Work to be completed
Retype the records below exactly as they appear, but leave out any pictures.

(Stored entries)
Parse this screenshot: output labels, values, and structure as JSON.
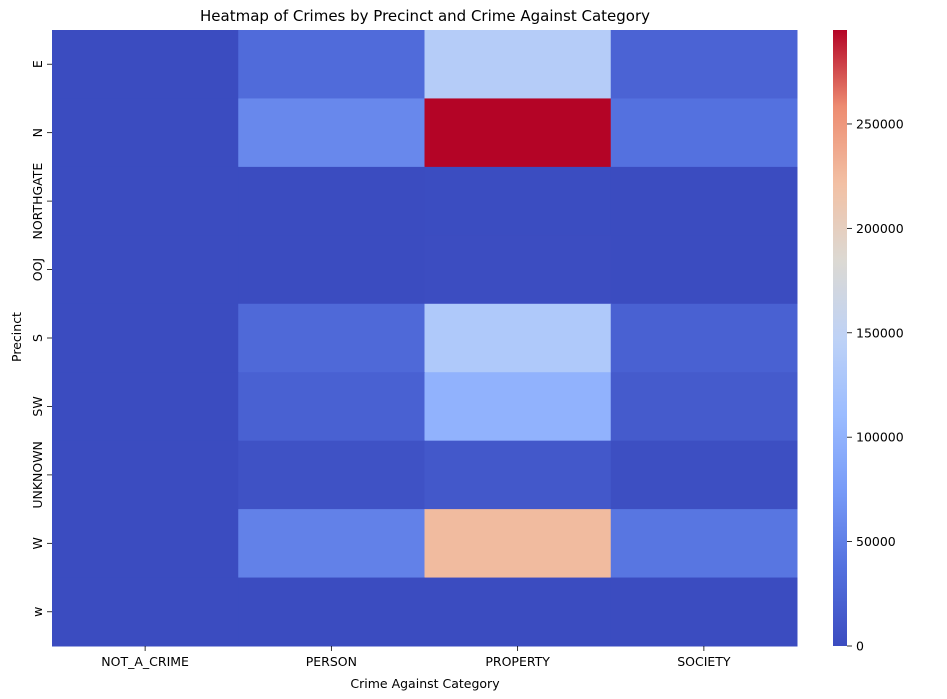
{
  "chart_data": {
    "type": "heatmap",
    "title": "Heatmap of Crimes by Precinct and Crime Against Category",
    "xlabel": "Crime Against Category",
    "ylabel": "Precinct",
    "x_categories": [
      "NOT_A_CRIME",
      "PERSON",
      "PROPERTY",
      "SOCIETY"
    ],
    "y_categories": [
      "E",
      "N",
      "NORTHGATE",
      "OOJ",
      "S",
      "SW",
      "UNKNOWN",
      "W",
      "w"
    ],
    "values": [
      [
        50,
        32000,
        138000,
        24000
      ],
      [
        60,
        58000,
        295000,
        38000
      ],
      [
        0,
        300,
        700,
        200
      ],
      [
        0,
        400,
        1200,
        300
      ],
      [
        50,
        30000,
        132000,
        22000
      ],
      [
        40,
        22000,
        100000,
        15000
      ],
      [
        20,
        6000,
        12000,
        3000
      ],
      [
        60,
        52000,
        225000,
        42000
      ],
      [
        0,
        100,
        300,
        50
      ]
    ],
    "colorbar": {
      "colormap": "coolwarm",
      "range": [
        0,
        295000
      ],
      "ticks": [
        0,
        50000,
        100000,
        150000,
        200000,
        250000
      ],
      "tick_labels": [
        "0",
        "50000",
        "100000",
        "150000",
        "200000",
        "250000"
      ]
    },
    "grid": false
  }
}
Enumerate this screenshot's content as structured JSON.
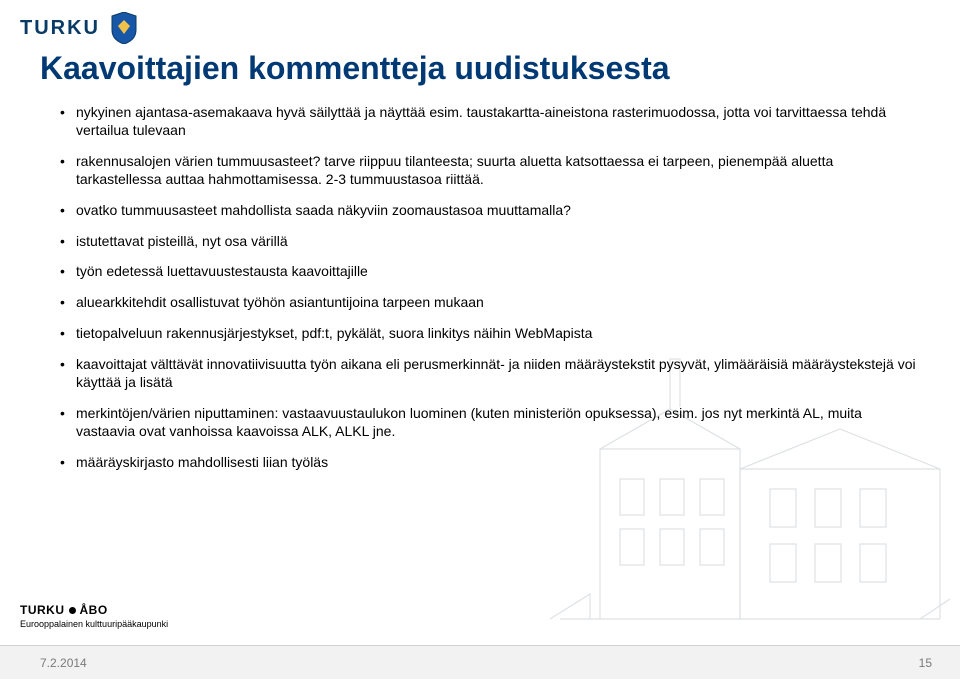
{
  "brand": {
    "word": "TURKU",
    "crest_colors": {
      "shield": "#1856a7",
      "accent": "#f2c14a",
      "outline": "#0a3a66"
    }
  },
  "title": {
    "text": "Kaavoittajien kommentteja uudistuksesta",
    "color": "#003973",
    "fontsize": 32
  },
  "bullets": [
    {
      "text": "nykyinen ajantasa-asemakaava hyvä säilyttää ja näyttää esim. taustakartta-aineistona rasterimuodossa, jotta voi tarvittaessa tehdä vertailua tulevaan",
      "indent": 0
    },
    {
      "text": "rakennusalojen värien tummuusasteet? tarve riippuu tilanteesta; suurta aluetta katsottaessa ei tarpeen, pienempää aluetta tarkastellessa auttaa hahmottamisessa. 2-3 tummuustasoa riittää.",
      "indent": 0
    },
    {
      "text": "ovatko tummuusasteet mahdollista saada näkyviin zoomaustasoa muuttamalla?",
      "indent": 0
    },
    {
      "text": "istutettavat pisteillä, nyt osa värillä",
      "indent": 0
    },
    {
      "text": "työn edetessä luettavuustestausta kaavoittajille",
      "indent": 0
    },
    {
      "text": "aluearkkitehdit osallistuvat työhön asiantuntijoina tarpeen mukaan",
      "indent": 0
    },
    {
      "text": "tietopalveluun rakennusjärjestykset, pdf:t, pykälät, suora linkitys näihin WebMapista",
      "indent": 0
    },
    {
      "text": "kaavoittajat välttävät innovatiivisuutta työn aikana eli perusmerkinnät- ja niiden määräystekstit pysyvät, ylimääräisiä määräystekstejä voi käyttää ja lisätä",
      "indent": 0
    },
    {
      "text": "merkintöjen/värien niputtaminen: vastaavuustaulukon luominen (kuten ministeriön opuksessa), esim. jos nyt merkintä AL, muita vastaavia ovat vanhoissa kaavoissa ALK, ALKL jne.",
      "indent": 0
    },
    {
      "text": "määräyskirjasto mahdollisesti liian työläs",
      "indent": 0
    }
  ],
  "bullet_style": {
    "fontsize": 14,
    "color": "#000000",
    "line_height": 1.28,
    "gap": 13
  },
  "footer_logo": {
    "line1_left": "TURKU",
    "line1_right": "ÅBO",
    "line2": "Eurooppalainen kulttuuripääkaupunki"
  },
  "footer": {
    "date": "7.2.2014",
    "page": "15",
    "bg": "#f2f2f2",
    "color": "#7a7a7a"
  },
  "illustration": {
    "stroke": "#6f7b88",
    "opacity": 0.22
  }
}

Problem solution
Parse this screenshot: output labels, values, and structure as JSON.
{
  "chart_data": {
    "type": "heatmap",
    "title": "Heatmap of Crimes by Precinct and Crime Against Category",
    "xlabel": "Crime Against Category",
    "ylabel": "Precinct",
    "x_categories": [
      "NOT_A_CRIME",
      "PERSON",
      "PROPERTY",
      "SOCIETY"
    ],
    "y_categories": [
      "E",
      "N",
      "NORTHGATE",
      "OOJ",
      "S",
      "SW",
      "UNKNOWN",
      "W",
      "w"
    ],
    "values": [
      [
        50,
        32000,
        138000,
        24000
      ],
      [
        60,
        58000,
        295000,
        38000
      ],
      [
        0,
        300,
        700,
        200
      ],
      [
        0,
        400,
        1200,
        300
      ],
      [
        50,
        30000,
        132000,
        22000
      ],
      [
        40,
        22000,
        100000,
        15000
      ],
      [
        20,
        6000,
        12000,
        3000
      ],
      [
        60,
        52000,
        225000,
        42000
      ],
      [
        0,
        100,
        300,
        50
      ]
    ],
    "colorbar": {
      "colormap": "coolwarm",
      "range": [
        0,
        295000
      ],
      "ticks": [
        0,
        50000,
        100000,
        150000,
        200000,
        250000
      ],
      "tick_labels": [
        "0",
        "50000",
        "100000",
        "150000",
        "200000",
        "250000"
      ]
    },
    "grid": false
  }
}
Enumerate this screenshot's content as structured JSON.
{
  "brand": {
    "word": "TURKU",
    "crest_colors": {
      "shield": "#1856a7",
      "accent": "#f2c14a",
      "outline": "#0a3a66"
    }
  },
  "title": {
    "text": "Kaavoittajien kommentteja uudistuksesta",
    "color": "#003973",
    "fontsize": 32
  },
  "bullets": [
    {
      "text": "nykyinen ajantasa-asemakaava hyvä säilyttää ja näyttää esim. taustakartta-aineistona rasterimuodossa, jotta voi tarvittaessa tehdä vertailua tulevaan",
      "indent": 0
    },
    {
      "text": "rakennusalojen värien tummuusasteet? tarve riippuu tilanteesta; suurta aluetta katsottaessa ei tarpeen, pienempää aluetta tarkastellessa auttaa hahmottamisessa. 2-3 tummuustasoa riittää.",
      "indent": 0
    },
    {
      "text": "ovatko tummuusasteet mahdollista saada näkyviin zoomaustasoa muuttamalla?",
      "indent": 0
    },
    {
      "text": "istutettavat pisteillä, nyt osa värillä",
      "indent": 0
    },
    {
      "text": "työn edetessä luettavuustestausta kaavoittajille",
      "indent": 0
    },
    {
      "text": "aluearkkitehdit osallistuvat työhön asiantuntijoina tarpeen mukaan",
      "indent": 0
    },
    {
      "text": "tietopalveluun rakennusjärjestykset, pdf:t, pykälät, suora linkitys näihin WebMapista",
      "indent": 0
    },
    {
      "text": "kaavoittajat välttävät innovatiivisuutta työn aikana eli perusmerkinnät- ja niiden määräystekstit pysyvät, ylimääräisiä määräystekstejä voi käyttää ja lisätä",
      "indent": 0
    },
    {
      "text": "merkintöjen/värien niputtaminen: vastaavuustaulukon luominen (kuten ministeriön opuksessa), esim. jos nyt merkintä AL, muita vastaavia ovat vanhoissa kaavoissa ALK, ALKL jne.",
      "indent": 0
    },
    {
      "text": "määräyskirjasto mahdollisesti liian työläs",
      "indent": 0
    }
  ],
  "bullet_style": {
    "fontsize": 14,
    "color": "#000000",
    "line_height": 1.28,
    "gap": 13
  },
  "footer_logo": {
    "line1_left": "TURKU",
    "line1_right": "ÅBO",
    "line2": "Eurooppalainen kulttuuripääkaupunki"
  },
  "footer": {
    "date": "7.2.2014",
    "page": "15",
    "bg": "#f2f2f2",
    "color": "#7a7a7a"
  },
  "illustration": {
    "stroke": "#6f7b88",
    "opacity": 0.22
  }
}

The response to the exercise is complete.